(Stored records)
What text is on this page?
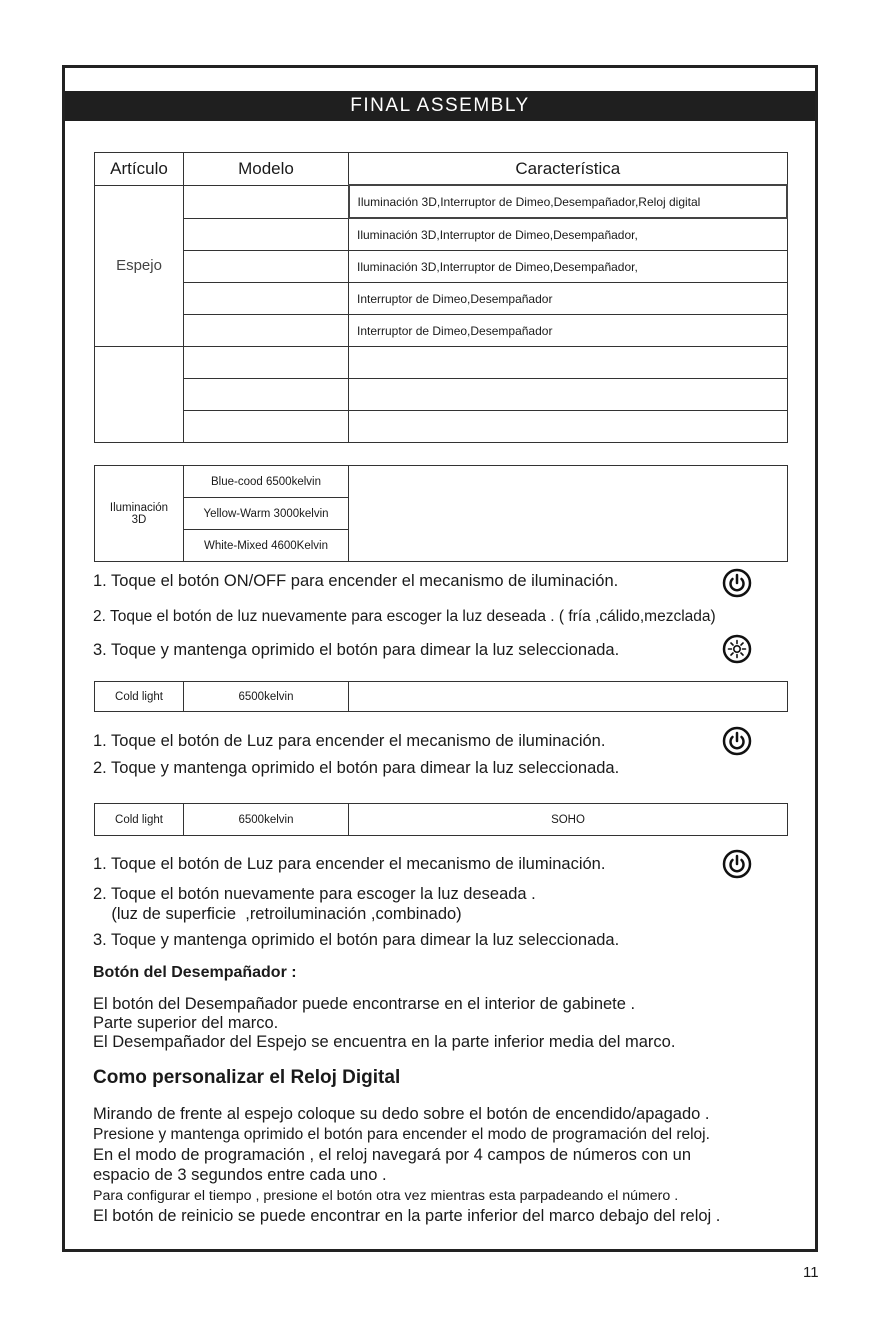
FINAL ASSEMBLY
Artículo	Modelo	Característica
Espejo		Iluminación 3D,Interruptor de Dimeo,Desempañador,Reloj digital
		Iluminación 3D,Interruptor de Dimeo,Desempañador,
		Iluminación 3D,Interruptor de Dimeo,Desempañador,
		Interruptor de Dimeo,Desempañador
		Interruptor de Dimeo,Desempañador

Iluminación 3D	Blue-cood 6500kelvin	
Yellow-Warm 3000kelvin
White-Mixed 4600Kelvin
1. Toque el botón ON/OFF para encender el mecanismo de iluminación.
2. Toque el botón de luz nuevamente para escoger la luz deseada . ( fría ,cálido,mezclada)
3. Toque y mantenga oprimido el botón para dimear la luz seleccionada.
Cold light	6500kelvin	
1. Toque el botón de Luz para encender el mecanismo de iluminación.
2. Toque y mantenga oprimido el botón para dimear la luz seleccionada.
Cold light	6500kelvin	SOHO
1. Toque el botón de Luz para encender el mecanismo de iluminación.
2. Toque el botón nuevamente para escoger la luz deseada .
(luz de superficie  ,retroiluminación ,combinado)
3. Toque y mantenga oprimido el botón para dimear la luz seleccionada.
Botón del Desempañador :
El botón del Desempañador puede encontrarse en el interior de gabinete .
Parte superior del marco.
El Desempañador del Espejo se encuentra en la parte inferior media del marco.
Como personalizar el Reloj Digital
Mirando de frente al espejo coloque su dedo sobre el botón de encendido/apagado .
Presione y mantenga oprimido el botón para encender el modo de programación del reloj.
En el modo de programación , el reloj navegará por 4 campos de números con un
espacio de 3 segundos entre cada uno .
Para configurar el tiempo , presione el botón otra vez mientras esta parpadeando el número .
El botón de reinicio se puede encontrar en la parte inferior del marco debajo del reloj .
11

■ DIRECTIONS ■
From the listing, tally every line with the word "light" in it and give only the tally.

■ CORRECT OUTPUT ■
2